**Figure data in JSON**

+ + +

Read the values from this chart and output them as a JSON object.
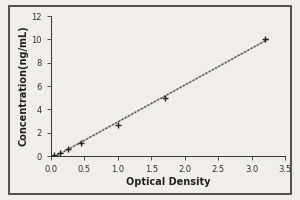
{
  "title": "",
  "xlabel": "Optical Density",
  "ylabel": "Concentration(ng/mL)",
  "xlim": [
    0,
    3.5
  ],
  "ylim": [
    0,
    12
  ],
  "xticks": [
    0,
    0.5,
    1,
    1.5,
    2,
    2.5,
    3,
    3.5
  ],
  "yticks": [
    0,
    2,
    4,
    6,
    8,
    10,
    12
  ],
  "data_points_x": [
    0.05,
    0.13,
    0.25,
    0.45,
    1.0,
    1.7,
    3.2
  ],
  "data_points_y": [
    0.05,
    0.3,
    0.6,
    1.1,
    2.7,
    5.0,
    10.0
  ],
  "line_color": "#888888",
  "line_color2": "#333333",
  "marker_color": "#222222",
  "background_color": "#f0eeea",
  "plot_bg_color": "#f0eeea",
  "border_color": "#333333",
  "font_size_label": 7,
  "font_size_tick": 6
}
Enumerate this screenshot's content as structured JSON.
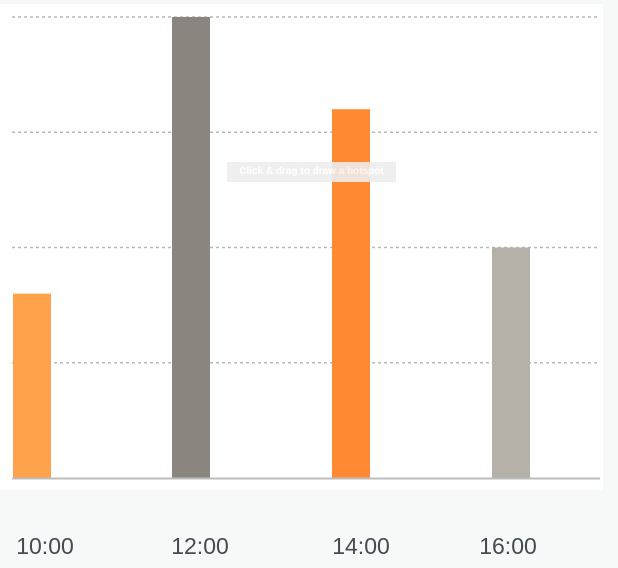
{
  "chart_data": {
    "type": "bar",
    "categories": [
      "10:00",
      "12:00",
      "14:00",
      "16:00"
    ],
    "values": [
      40,
      100,
      80,
      50
    ],
    "colors": [
      "#ffa24c",
      "#8a857e",
      "#ff8a33",
      "#b5b0a8"
    ],
    "ylim": [
      0,
      100
    ],
    "grid": true,
    "legend": "none",
    "title": "",
    "xlabel": "",
    "ylabel": ""
  },
  "tooltip": {
    "text": "Click & drag to draw a hotspot"
  }
}
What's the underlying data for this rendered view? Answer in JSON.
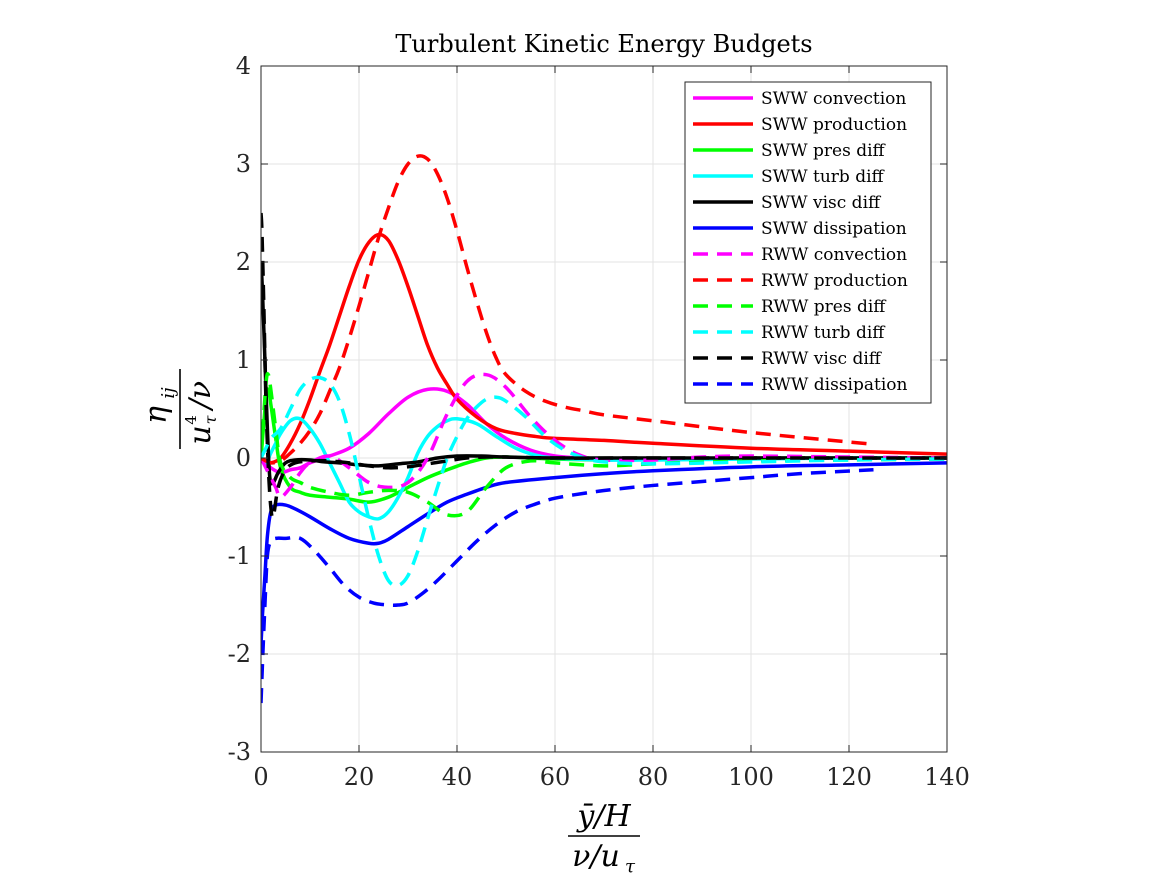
{
  "chart_data": {
    "type": "line",
    "title": "Turbulent Kinetic Energy Budgets",
    "xlabel": {
      "num": "ȳ/H",
      "den": "ν/u",
      "den_sub": "τ"
    },
    "ylabel": {
      "num": "η",
      "num_sub": "ij",
      "den": "u",
      "den_sup": "4",
      "den_sub": "τ",
      "den_tail": "/ν"
    },
    "xlim": [
      0,
      140
    ],
    "ylim": [
      -3,
      4
    ],
    "xticks": [
      0,
      20,
      40,
      60,
      80,
      100,
      120,
      140
    ],
    "yticks": [
      -3,
      -2,
      -1,
      0,
      1,
      2,
      3,
      4
    ],
    "grid": true,
    "legend_position": "top-right",
    "series": [
      {
        "name": "SWW convection",
        "color": "#ff00ff",
        "dash": false,
        "x": [
          0,
          1,
          2,
          4,
          6,
          8,
          10,
          14,
          18,
          22,
          26,
          30,
          34,
          38,
          42,
          46,
          50,
          55,
          60,
          65,
          70,
          80,
          100,
          120,
          140
        ],
        "y": [
          0,
          -0.05,
          -0.1,
          -0.15,
          -0.12,
          -0.1,
          -0.05,
          0.02,
          0.1,
          0.25,
          0.45,
          0.62,
          0.7,
          0.68,
          0.55,
          0.35,
          0.2,
          0.08,
          0.02,
          0,
          -0.02,
          -0.01,
          0,
          0,
          0
        ]
      },
      {
        "name": "SWW production",
        "color": "#ff0000",
        "dash": false,
        "x": [
          0,
          1,
          2,
          4,
          6,
          8,
          10,
          12,
          14,
          16,
          18,
          20,
          22,
          24,
          26,
          28,
          30,
          32,
          34,
          36,
          38,
          40,
          44,
          48,
          52,
          56,
          60,
          70,
          80,
          100,
          120,
          140
        ],
        "y": [
          0,
          -0.03,
          -0.05,
          0,
          0.15,
          0.35,
          0.6,
          0.88,
          1.15,
          1.45,
          1.75,
          2.02,
          2.2,
          2.28,
          2.22,
          2.02,
          1.75,
          1.45,
          1.15,
          0.92,
          0.75,
          0.6,
          0.42,
          0.3,
          0.25,
          0.22,
          0.2,
          0.18,
          0.15,
          0.1,
          0.07,
          0.04
        ]
      },
      {
        "name": "SWW pres diff",
        "color": "#00ff00",
        "dash": false,
        "x": [
          0,
          1,
          1.5,
          2,
          3,
          4,
          6,
          8,
          10,
          14,
          18,
          22,
          26,
          30,
          34,
          38,
          42,
          46,
          50,
          55,
          60,
          70,
          80,
          100,
          120,
          140
        ],
        "y": [
          0,
          0.6,
          0.7,
          0.55,
          0.2,
          -0.1,
          -0.3,
          -0.35,
          -0.38,
          -0.4,
          -0.42,
          -0.45,
          -0.4,
          -0.3,
          -0.2,
          -0.12,
          -0.05,
          0,
          0.01,
          0,
          -0.01,
          -0.02,
          -0.01,
          0,
          0,
          0
        ]
      },
      {
        "name": "SWW turb diff",
        "color": "#00ffff",
        "dash": false,
        "x": [
          0,
          1,
          2,
          3,
          4,
          6,
          8,
          10,
          12,
          14,
          16,
          18,
          20,
          22,
          24,
          26,
          28,
          30,
          32,
          34,
          36,
          38,
          40,
          44,
          48,
          52,
          56,
          60,
          70,
          80,
          100,
          120,
          140
        ],
        "y": [
          0,
          -0.05,
          0.05,
          0.15,
          0.25,
          0.38,
          0.4,
          0.3,
          0.15,
          -0.05,
          -0.25,
          -0.45,
          -0.55,
          -0.6,
          -0.62,
          -0.55,
          -0.4,
          -0.2,
          0.05,
          0.22,
          0.32,
          0.38,
          0.4,
          0.35,
          0.22,
          0.1,
          0.03,
          0,
          -0.02,
          -0.02,
          -0.01,
          0,
          0
        ]
      },
      {
        "name": "SWW visc diff",
        "color": "#000000",
        "dash": false,
        "x": [
          0,
          0.3,
          0.8,
          1.3,
          1.8,
          2.5,
          3.5,
          5,
          7,
          10,
          13,
          16,
          20,
          24,
          28,
          32,
          36,
          40,
          45,
          50,
          60,
          80,
          100,
          140
        ],
        "y": [
          2.0,
          1.7,
          1.0,
          0.3,
          -0.2,
          -0.25,
          -0.15,
          -0.05,
          -0.02,
          -0.02,
          -0.04,
          -0.05,
          -0.07,
          -0.08,
          -0.06,
          -0.04,
          0,
          0.02,
          0.02,
          0.01,
          0,
          0,
          0,
          0
        ]
      },
      {
        "name": "SWW dissipation",
        "color": "#0000ff",
        "dash": false,
        "x": [
          0,
          0.3,
          0.8,
          1.3,
          2,
          3,
          5,
          7,
          10,
          14,
          18,
          22,
          24,
          26,
          30,
          34,
          38,
          42,
          46,
          50,
          60,
          70,
          80,
          100,
          120,
          140
        ],
        "y": [
          -1.9,
          -1.6,
          -1.2,
          -0.8,
          -0.55,
          -0.48,
          -0.48,
          -0.52,
          -0.6,
          -0.72,
          -0.82,
          -0.87,
          -0.87,
          -0.83,
          -0.7,
          -0.57,
          -0.45,
          -0.37,
          -0.3,
          -0.25,
          -0.2,
          -0.16,
          -0.13,
          -0.09,
          -0.07,
          -0.05
        ]
      },
      {
        "name": "RWW convection",
        "color": "#ff00ff",
        "dash": true,
        "x": [
          0,
          1,
          2,
          3,
          4,
          6,
          8,
          10,
          14,
          18,
          22,
          26,
          30,
          34,
          38,
          42,
          46,
          50,
          55,
          60,
          65,
          70,
          80,
          90,
          100,
          120,
          140
        ],
        "y": [
          0,
          -0.1,
          -0.2,
          -0.3,
          -0.4,
          -0.3,
          -0.15,
          -0.05,
          0.02,
          -0.1,
          -0.25,
          -0.3,
          -0.25,
          0,
          0.45,
          0.78,
          0.85,
          0.72,
          0.42,
          0.18,
          0.03,
          -0.02,
          -0.02,
          0.01,
          0.02,
          0.01,
          0
        ]
      },
      {
        "name": "RWW production",
        "color": "#ff0000",
        "dash": true,
        "x": [
          0,
          1,
          2,
          4,
          6,
          8,
          10,
          12,
          14,
          16,
          18,
          20,
          22,
          24,
          26,
          28,
          30,
          32,
          34,
          36,
          38,
          40,
          42,
          44,
          46,
          48,
          50,
          54,
          58,
          62,
          66,
          70,
          80,
          100,
          125
        ],
        "y": [
          0,
          -0.03,
          -0.05,
          -0.03,
          0.05,
          0.15,
          0.28,
          0.45,
          0.68,
          0.92,
          1.22,
          1.55,
          1.9,
          2.25,
          2.55,
          2.82,
          3.0,
          3.08,
          3.05,
          2.9,
          2.65,
          2.32,
          1.95,
          1.6,
          1.28,
          1.02,
          0.85,
          0.68,
          0.58,
          0.52,
          0.48,
          0.44,
          0.38,
          0.26,
          0.14
        ]
      },
      {
        "name": "RWW pres diff",
        "color": "#00ff00",
        "dash": true,
        "x": [
          0,
          1,
          1.5,
          2,
          3,
          4,
          6,
          8,
          10,
          14,
          18,
          22,
          26,
          30,
          34,
          38,
          42,
          46,
          50,
          55,
          60,
          70,
          80,
          100,
          120,
          140
        ],
        "y": [
          0,
          0.75,
          0.85,
          0.7,
          0.3,
          -0.05,
          -0.2,
          -0.25,
          -0.3,
          -0.35,
          -0.38,
          -0.35,
          -0.33,
          -0.35,
          -0.45,
          -0.58,
          -0.55,
          -0.3,
          -0.1,
          -0.03,
          -0.05,
          -0.08,
          -0.06,
          -0.03,
          -0.02,
          -0.01
        ]
      },
      {
        "name": "RWW turb diff",
        "color": "#00ffff",
        "dash": true,
        "x": [
          0,
          1,
          2,
          4,
          6,
          8,
          10,
          12,
          14,
          16,
          18,
          20,
          22,
          24,
          26,
          28,
          30,
          32,
          34,
          36,
          38,
          40,
          42,
          44,
          46,
          48,
          50,
          54,
          58,
          62,
          66,
          70,
          80,
          100,
          120,
          140
        ],
        "y": [
          0,
          0.1,
          0.2,
          0.3,
          0.5,
          0.7,
          0.8,
          0.82,
          0.76,
          0.58,
          0.25,
          -0.18,
          -0.62,
          -1.0,
          -1.25,
          -1.3,
          -1.2,
          -0.95,
          -0.62,
          -0.3,
          0,
          0.22,
          0.4,
          0.52,
          0.6,
          0.62,
          0.58,
          0.42,
          0.22,
          0.08,
          0,
          -0.04,
          -0.06,
          -0.04,
          -0.02,
          -0.01
        ]
      },
      {
        "name": "RWW visc diff",
        "color": "#000000",
        "dash": true,
        "x": [
          0,
          0.2,
          0.6,
          1.0,
          1.5,
          2,
          2.5,
          3.5,
          5,
          7,
          10,
          14,
          18,
          22,
          26,
          30,
          34,
          38,
          42,
          46,
          50,
          60,
          80,
          100,
          140
        ],
        "y": [
          2.5,
          2.3,
          1.5,
          0.6,
          -0.1,
          -0.5,
          -0.6,
          -0.3,
          -0.12,
          -0.05,
          -0.03,
          -0.03,
          -0.05,
          -0.08,
          -0.1,
          -0.09,
          -0.06,
          -0.03,
          0,
          0.01,
          0.01,
          0,
          0,
          0,
          0
        ]
      },
      {
        "name": "RWW dissipation",
        "color": "#0000ff",
        "dash": true,
        "x": [
          0,
          0.3,
          0.8,
          1.3,
          2,
          3,
          5,
          8,
          11,
          14,
          17,
          20,
          23,
          26,
          28,
          30,
          33,
          36,
          40,
          44,
          48,
          52,
          56,
          60,
          66,
          72,
          80,
          90,
          100,
          110,
          125
        ],
        "y": [
          -2.5,
          -2.1,
          -1.5,
          -1.0,
          -0.85,
          -0.82,
          -0.82,
          -0.82,
          -0.95,
          -1.12,
          -1.3,
          -1.42,
          -1.48,
          -1.5,
          -1.5,
          -1.48,
          -1.38,
          -1.25,
          -1.05,
          -0.85,
          -0.68,
          -0.55,
          -0.47,
          -0.41,
          -0.36,
          -0.32,
          -0.28,
          -0.24,
          -0.2,
          -0.16,
          -0.12
        ]
      }
    ]
  }
}
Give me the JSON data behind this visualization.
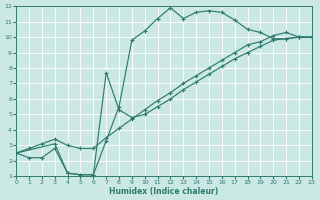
{
  "xlabel": "Humidex (Indice chaleur)",
  "bg_color": "#cce8e4",
  "line_color": "#2e7b6e",
  "grid_color": "#ffffff",
  "xlim": [
    0,
    23
  ],
  "ylim": [
    1,
    12
  ],
  "xticks": [
    0,
    1,
    2,
    3,
    4,
    5,
    6,
    7,
    8,
    9,
    10,
    11,
    12,
    13,
    14,
    15,
    16,
    17,
    18,
    19,
    20,
    21,
    22,
    23
  ],
  "yticks": [
    1,
    2,
    3,
    4,
    5,
    6,
    7,
    8,
    9,
    10,
    11,
    12
  ],
  "line1_x": [
    0,
    1,
    2,
    3,
    4,
    5,
    6,
    7,
    8,
    9,
    10,
    11,
    12,
    13,
    14,
    15,
    16,
    17,
    18,
    19,
    20,
    21,
    22,
    23
  ],
  "line1_y": [
    2.5,
    2.2,
    2.2,
    2.8,
    1.2,
    1.1,
    1.1,
    3.3,
    5.5,
    9.8,
    10.4,
    11.2,
    11.9,
    11.2,
    11.6,
    11.7,
    11.6,
    11.1,
    10.5,
    10.3,
    9.9,
    9.9,
    10.0,
    10.0
  ],
  "line2_x": [
    0,
    1,
    2,
    3,
    4,
    5,
    6,
    7,
    8,
    9,
    10,
    11,
    12,
    13,
    14,
    15,
    16,
    17,
    18,
    19,
    20,
    21,
    22,
    23
  ],
  "line2_y": [
    2.5,
    2.8,
    3.1,
    3.4,
    3.0,
    2.8,
    2.8,
    3.5,
    4.1,
    4.7,
    5.3,
    5.9,
    6.4,
    7.0,
    7.5,
    8.0,
    8.5,
    9.0,
    9.5,
    9.7,
    10.1,
    10.3,
    10.0,
    10.0
  ],
  "line3_x": [
    0,
    3,
    4,
    5,
    6,
    7,
    8,
    9,
    10,
    11,
    12,
    13,
    14,
    15,
    16,
    17,
    18,
    19,
    20,
    21,
    22,
    23
  ],
  "line3_y": [
    2.5,
    3.1,
    1.2,
    1.1,
    1.1,
    7.7,
    5.3,
    4.8,
    5.0,
    5.5,
    6.0,
    6.6,
    7.1,
    7.6,
    8.1,
    8.6,
    9.0,
    9.4,
    9.8,
    9.9,
    10.0,
    10.0
  ]
}
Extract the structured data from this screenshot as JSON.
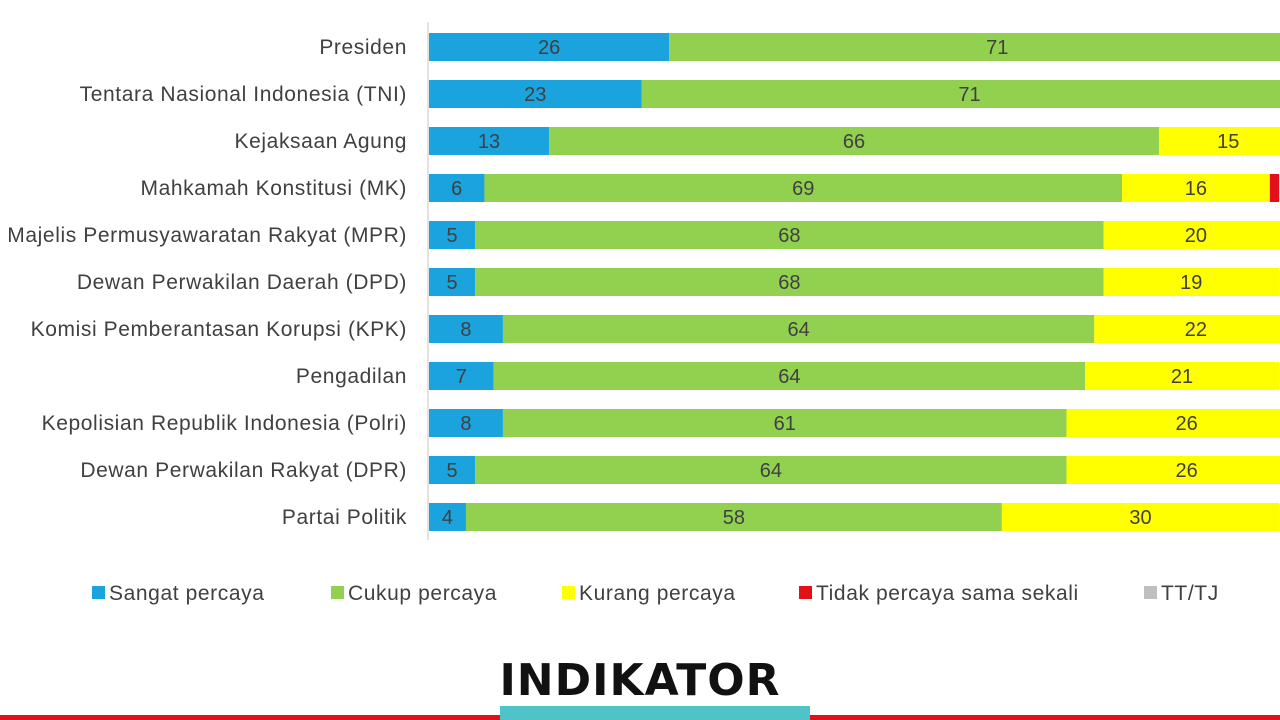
{
  "chart_data": {
    "type": "bar",
    "orientation": "horizontal",
    "stacked": true,
    "categories": [
      "Presiden",
      "Tentara Nasional Indonesia (TNI)",
      "Kejaksaan Agung",
      "Mahkamah Konstitusi (MK)",
      "Majelis Permusyawaratan Rakyat (MPR)",
      "Dewan Perwakilan Daerah (DPD)",
      "Komisi Pemberantasan Korupsi (KPK)",
      "Pengadilan",
      "Kepolisian Republik Indonesia (Polri)",
      "Dewan Perwakilan Rakyat (DPR)",
      "Partai Politik"
    ],
    "series": [
      {
        "name": "Sangat percaya",
        "color": "#1aa3dc",
        "values": [
          26,
          23,
          13,
          6,
          5,
          5,
          8,
          7,
          8,
          5,
          4
        ]
      },
      {
        "name": "Cukup percaya",
        "color": "#92d050",
        "values": [
          71,
          71,
          66,
          69,
          68,
          68,
          64,
          64,
          61,
          64,
          58
        ]
      },
      {
        "name": "Kurang percaya",
        "color": "#ffff00",
        "values": [
          null,
          null,
          15,
          16,
          20,
          19,
          22,
          21,
          26,
          26,
          30
        ]
      },
      {
        "name": "Tidak percaya sama sekali",
        "color": "#e3101a",
        "values": [
          null,
          null,
          null,
          1,
          null,
          null,
          null,
          null,
          null,
          null,
          null
        ]
      },
      {
        "name": "TT/TJ",
        "color": "#bfbfbf",
        "values": [
          null,
          null,
          null,
          null,
          null,
          null,
          null,
          null,
          null,
          null,
          null
        ]
      }
    ],
    "legend_position": "bottom",
    "grid": false
  },
  "brand": {
    "logo_text": "INDIKATOR",
    "colors": {
      "red": "#e3101a",
      "teal": "#4fc3c8"
    }
  }
}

+ + +

**WHAT THIS TASK INVOLVES**
Only lines with the string "Indonesia" belong in your answer; copy each one.

**SOLUTION TO THE PROBLEM**
      "Tentara Nasional Indonesia (TNI)",
      "Kepolisian Republik Indonesia (Polri)",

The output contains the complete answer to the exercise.